INFORMATION SUPPLIED:
BEGIN

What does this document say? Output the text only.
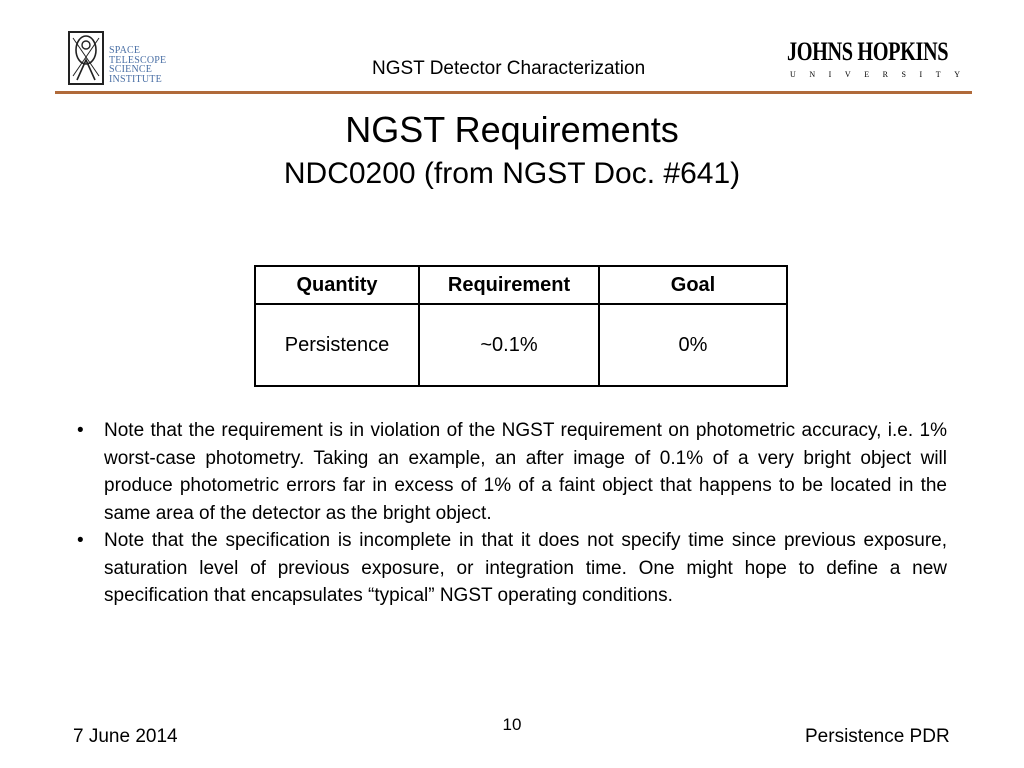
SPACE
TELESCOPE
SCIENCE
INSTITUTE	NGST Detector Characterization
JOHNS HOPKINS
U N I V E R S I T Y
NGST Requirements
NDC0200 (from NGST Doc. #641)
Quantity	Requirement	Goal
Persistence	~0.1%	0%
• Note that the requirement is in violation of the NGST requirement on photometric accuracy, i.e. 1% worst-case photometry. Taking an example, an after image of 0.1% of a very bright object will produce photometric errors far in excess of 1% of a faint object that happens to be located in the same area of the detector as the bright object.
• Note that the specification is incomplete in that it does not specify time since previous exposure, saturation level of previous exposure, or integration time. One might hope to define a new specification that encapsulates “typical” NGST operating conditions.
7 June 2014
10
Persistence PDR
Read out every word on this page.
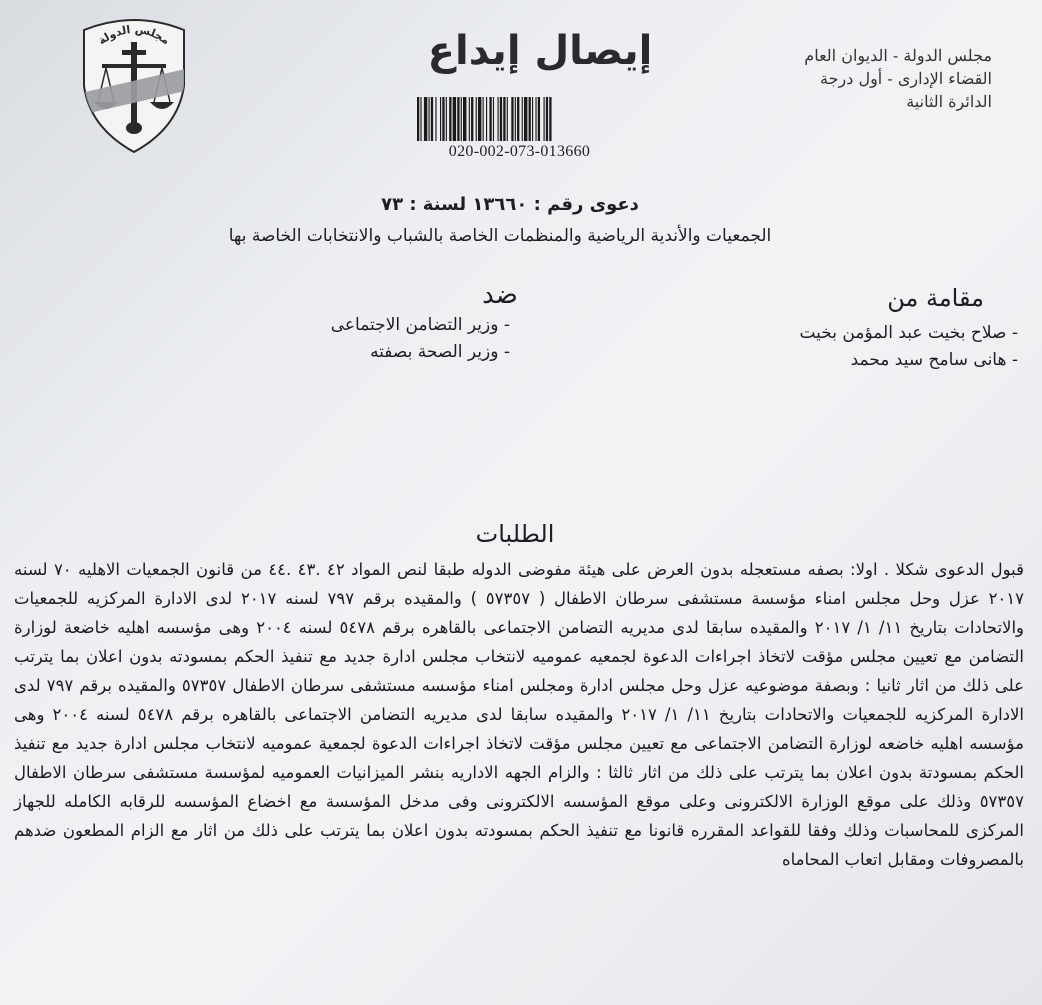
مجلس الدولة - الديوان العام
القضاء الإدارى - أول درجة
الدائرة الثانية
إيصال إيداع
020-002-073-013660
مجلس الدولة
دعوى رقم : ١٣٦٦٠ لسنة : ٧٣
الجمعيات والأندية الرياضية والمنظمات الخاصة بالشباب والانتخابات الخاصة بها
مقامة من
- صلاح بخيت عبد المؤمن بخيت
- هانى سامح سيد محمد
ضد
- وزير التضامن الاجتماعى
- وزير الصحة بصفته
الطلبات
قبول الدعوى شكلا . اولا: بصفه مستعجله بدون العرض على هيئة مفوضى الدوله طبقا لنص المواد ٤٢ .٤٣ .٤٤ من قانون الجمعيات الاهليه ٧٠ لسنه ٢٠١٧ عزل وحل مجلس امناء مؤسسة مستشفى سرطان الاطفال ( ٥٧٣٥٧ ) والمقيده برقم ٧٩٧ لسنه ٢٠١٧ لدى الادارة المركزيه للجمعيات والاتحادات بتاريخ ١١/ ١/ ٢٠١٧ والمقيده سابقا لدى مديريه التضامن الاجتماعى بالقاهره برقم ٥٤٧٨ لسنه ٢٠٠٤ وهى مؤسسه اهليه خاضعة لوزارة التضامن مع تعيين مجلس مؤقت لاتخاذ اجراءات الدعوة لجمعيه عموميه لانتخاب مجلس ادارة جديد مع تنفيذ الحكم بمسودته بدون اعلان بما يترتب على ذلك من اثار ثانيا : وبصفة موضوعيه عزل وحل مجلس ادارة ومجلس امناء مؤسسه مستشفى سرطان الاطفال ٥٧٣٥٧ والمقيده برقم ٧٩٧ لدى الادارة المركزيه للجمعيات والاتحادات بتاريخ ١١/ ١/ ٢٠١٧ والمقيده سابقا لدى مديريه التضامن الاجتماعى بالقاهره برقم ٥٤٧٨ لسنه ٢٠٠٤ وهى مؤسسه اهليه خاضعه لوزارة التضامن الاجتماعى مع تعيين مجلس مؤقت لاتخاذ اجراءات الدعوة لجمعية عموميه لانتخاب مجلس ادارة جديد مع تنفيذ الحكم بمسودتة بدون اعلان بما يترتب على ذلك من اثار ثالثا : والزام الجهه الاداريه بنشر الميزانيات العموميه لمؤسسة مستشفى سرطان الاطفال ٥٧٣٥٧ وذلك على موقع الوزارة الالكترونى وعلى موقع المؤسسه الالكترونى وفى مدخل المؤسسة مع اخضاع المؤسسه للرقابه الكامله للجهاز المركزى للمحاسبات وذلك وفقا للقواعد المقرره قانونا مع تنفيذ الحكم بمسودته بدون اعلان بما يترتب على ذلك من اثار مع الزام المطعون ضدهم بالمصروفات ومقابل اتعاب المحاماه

END
BEGIN

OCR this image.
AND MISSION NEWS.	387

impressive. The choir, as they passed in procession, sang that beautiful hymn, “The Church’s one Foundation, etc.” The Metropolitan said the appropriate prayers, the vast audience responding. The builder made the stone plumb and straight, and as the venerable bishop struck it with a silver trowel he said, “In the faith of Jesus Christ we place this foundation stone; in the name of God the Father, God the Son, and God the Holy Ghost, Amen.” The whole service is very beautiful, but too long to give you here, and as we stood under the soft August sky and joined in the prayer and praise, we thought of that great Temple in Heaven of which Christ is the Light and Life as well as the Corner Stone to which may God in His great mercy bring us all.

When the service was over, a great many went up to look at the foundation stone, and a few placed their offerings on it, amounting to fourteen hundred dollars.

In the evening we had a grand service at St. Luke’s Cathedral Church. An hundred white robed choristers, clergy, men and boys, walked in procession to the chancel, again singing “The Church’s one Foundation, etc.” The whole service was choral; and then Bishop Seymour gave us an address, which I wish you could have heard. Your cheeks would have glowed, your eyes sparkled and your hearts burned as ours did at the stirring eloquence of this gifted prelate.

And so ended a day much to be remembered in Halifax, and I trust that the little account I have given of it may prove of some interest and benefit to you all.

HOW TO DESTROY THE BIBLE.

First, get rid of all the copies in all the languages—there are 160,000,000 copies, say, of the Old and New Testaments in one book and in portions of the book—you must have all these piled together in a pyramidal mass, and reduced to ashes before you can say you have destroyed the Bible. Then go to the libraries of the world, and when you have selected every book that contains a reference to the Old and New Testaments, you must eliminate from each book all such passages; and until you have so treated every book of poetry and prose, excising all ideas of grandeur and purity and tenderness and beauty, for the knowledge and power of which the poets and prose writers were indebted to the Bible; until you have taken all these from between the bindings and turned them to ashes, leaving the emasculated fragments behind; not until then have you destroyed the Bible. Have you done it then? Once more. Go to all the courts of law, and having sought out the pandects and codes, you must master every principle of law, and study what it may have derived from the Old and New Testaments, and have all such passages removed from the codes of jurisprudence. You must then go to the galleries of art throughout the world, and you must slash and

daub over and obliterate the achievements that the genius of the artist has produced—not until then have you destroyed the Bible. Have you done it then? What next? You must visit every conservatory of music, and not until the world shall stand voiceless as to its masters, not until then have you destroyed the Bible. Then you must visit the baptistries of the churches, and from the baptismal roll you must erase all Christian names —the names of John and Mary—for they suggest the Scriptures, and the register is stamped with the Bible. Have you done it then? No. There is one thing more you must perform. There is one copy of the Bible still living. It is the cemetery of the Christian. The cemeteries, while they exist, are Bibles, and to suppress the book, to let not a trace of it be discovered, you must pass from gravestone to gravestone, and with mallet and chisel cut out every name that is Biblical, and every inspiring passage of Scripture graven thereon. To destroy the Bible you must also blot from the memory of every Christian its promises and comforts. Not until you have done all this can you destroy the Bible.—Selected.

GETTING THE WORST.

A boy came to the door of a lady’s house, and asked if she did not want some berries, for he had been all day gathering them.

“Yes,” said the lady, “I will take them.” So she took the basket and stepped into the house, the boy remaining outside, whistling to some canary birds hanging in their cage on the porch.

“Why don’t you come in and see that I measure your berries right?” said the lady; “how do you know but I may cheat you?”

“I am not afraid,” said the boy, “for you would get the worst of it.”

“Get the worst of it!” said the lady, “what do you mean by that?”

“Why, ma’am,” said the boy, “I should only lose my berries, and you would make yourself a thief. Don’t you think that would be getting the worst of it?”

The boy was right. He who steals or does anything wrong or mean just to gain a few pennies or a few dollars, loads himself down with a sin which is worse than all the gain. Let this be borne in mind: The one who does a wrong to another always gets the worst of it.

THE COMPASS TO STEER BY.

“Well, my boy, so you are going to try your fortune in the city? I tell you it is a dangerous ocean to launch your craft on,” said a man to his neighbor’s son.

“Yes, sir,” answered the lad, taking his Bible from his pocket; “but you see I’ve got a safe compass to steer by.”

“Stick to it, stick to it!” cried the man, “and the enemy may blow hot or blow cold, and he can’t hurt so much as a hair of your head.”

END
BEGIN

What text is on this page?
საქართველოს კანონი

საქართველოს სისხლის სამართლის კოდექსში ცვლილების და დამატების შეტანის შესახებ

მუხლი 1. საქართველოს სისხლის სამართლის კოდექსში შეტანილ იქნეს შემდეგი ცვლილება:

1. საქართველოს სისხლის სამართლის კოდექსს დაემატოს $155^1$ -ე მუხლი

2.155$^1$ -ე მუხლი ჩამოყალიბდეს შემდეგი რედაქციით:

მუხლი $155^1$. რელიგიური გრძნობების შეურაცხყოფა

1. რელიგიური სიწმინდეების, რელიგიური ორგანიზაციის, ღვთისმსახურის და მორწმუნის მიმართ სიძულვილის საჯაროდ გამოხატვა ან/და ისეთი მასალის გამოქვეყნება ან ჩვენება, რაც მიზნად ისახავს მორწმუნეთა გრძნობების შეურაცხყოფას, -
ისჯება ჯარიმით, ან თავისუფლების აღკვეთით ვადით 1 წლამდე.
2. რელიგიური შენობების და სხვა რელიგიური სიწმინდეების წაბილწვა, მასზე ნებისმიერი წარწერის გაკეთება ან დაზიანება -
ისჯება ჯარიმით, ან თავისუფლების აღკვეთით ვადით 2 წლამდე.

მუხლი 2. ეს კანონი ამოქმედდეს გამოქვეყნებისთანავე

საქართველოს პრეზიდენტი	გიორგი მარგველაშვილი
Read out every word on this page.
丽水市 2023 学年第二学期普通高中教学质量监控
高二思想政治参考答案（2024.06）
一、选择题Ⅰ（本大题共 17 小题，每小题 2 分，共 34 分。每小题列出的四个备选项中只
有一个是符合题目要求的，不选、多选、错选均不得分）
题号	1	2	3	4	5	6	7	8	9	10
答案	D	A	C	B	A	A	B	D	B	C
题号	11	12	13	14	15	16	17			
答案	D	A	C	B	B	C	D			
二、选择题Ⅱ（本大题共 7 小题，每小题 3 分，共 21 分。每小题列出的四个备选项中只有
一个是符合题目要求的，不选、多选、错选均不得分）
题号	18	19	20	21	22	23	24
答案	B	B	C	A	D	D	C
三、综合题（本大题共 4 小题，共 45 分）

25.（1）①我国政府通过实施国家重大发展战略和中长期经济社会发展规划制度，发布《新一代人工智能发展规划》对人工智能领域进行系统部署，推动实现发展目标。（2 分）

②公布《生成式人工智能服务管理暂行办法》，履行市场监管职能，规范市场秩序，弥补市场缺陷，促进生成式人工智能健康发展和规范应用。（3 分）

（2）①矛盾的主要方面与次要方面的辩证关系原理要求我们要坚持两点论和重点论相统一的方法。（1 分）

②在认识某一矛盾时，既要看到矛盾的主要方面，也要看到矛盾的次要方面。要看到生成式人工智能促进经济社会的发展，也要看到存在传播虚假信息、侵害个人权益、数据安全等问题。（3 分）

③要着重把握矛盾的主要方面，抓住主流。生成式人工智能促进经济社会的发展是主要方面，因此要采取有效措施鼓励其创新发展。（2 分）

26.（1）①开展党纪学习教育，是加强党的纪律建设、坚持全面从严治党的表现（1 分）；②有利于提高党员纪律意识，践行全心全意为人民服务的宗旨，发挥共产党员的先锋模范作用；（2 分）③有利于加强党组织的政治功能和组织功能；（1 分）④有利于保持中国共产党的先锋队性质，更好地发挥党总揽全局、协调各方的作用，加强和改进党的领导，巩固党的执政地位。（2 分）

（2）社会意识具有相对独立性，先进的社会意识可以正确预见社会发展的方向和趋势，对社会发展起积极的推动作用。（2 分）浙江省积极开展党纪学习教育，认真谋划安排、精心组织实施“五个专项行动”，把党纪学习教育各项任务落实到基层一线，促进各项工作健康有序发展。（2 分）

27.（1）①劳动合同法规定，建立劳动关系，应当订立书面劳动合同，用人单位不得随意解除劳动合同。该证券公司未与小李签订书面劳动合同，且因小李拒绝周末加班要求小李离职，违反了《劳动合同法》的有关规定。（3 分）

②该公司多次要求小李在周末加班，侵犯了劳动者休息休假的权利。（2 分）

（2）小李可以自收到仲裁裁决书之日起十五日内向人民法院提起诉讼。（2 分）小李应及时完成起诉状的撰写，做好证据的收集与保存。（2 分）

END

WORK TO COMPLETE: State how many lines of the records above contain "ვადით", with no words besides the number.

ANSWER TO THE PROBLEM: 2